▸ **Exercise brief**
Within the data that follows, how many lines carry the string "stets"? Give the number alone.

Dataset entries:
§ §

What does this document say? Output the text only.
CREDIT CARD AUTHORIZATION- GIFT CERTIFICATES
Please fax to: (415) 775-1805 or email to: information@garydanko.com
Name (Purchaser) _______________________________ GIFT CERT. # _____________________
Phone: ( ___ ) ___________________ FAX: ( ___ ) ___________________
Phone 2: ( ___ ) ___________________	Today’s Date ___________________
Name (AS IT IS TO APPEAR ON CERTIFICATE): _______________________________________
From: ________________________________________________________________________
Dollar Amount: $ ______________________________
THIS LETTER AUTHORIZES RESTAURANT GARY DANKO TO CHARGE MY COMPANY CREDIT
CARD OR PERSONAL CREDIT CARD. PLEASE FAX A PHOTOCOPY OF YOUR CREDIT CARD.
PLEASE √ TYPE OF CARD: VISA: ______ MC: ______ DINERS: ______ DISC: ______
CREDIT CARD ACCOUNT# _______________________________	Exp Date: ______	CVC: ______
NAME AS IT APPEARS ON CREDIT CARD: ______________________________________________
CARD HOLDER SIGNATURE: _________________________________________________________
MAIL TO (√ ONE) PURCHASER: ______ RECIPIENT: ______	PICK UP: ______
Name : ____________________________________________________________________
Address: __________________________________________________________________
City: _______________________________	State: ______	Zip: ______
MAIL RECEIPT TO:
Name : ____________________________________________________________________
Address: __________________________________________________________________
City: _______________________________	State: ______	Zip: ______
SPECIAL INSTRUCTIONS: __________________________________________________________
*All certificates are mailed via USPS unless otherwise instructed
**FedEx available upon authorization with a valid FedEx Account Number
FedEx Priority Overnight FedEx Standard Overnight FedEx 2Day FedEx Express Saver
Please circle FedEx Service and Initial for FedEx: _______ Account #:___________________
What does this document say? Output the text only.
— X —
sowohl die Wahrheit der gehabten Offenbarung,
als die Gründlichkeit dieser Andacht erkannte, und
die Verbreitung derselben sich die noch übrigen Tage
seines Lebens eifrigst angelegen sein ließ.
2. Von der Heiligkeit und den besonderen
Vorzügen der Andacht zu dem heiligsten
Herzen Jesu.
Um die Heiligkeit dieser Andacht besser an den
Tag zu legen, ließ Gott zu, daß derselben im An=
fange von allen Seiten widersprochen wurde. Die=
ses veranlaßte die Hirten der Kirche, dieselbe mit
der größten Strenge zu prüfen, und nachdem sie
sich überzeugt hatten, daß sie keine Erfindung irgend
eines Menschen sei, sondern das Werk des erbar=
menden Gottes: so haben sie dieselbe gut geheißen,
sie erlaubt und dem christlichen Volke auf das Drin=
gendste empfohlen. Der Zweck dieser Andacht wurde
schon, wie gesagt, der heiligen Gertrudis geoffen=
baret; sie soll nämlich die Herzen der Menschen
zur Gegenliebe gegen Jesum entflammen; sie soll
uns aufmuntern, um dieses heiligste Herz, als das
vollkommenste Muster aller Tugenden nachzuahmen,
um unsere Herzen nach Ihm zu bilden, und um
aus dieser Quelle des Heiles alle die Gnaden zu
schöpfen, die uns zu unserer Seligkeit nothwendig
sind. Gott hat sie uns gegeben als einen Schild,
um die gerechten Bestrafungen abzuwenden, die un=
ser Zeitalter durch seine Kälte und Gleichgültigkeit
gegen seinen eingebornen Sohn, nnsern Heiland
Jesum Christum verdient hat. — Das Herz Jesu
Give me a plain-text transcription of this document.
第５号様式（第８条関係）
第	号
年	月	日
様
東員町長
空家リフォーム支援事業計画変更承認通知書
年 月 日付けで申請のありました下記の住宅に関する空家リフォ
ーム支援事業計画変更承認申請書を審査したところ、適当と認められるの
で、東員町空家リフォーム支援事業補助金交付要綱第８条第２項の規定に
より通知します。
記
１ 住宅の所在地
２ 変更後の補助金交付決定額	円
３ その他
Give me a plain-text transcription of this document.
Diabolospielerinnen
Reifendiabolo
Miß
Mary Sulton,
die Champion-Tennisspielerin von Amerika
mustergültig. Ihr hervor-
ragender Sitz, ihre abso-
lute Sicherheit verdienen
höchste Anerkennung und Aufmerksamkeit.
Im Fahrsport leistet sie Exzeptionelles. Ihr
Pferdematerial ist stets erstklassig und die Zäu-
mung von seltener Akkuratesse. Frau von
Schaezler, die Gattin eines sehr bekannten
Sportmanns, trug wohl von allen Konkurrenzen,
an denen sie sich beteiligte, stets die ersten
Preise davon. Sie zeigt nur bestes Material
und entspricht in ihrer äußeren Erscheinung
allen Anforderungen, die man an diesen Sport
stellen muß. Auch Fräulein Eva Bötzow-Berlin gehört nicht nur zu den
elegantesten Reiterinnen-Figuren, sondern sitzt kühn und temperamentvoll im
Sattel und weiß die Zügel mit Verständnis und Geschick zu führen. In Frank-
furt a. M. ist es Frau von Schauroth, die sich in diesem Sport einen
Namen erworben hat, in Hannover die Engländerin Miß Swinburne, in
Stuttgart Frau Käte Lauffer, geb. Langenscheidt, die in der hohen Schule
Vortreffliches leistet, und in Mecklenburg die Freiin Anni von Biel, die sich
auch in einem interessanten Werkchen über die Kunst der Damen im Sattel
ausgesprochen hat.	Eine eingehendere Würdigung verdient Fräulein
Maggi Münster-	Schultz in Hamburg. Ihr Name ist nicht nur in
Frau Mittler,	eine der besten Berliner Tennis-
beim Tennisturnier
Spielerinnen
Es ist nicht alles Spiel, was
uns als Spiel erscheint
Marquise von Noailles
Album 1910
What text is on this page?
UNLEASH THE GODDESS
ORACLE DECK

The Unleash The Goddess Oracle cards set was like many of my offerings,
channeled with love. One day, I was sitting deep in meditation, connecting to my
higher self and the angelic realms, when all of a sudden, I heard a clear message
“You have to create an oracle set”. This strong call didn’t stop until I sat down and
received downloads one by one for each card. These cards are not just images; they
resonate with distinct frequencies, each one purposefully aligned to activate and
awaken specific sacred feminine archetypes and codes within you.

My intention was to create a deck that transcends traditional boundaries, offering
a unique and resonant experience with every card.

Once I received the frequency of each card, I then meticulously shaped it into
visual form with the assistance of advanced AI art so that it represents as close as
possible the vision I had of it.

§ §

▸ **Response to this exercise**
2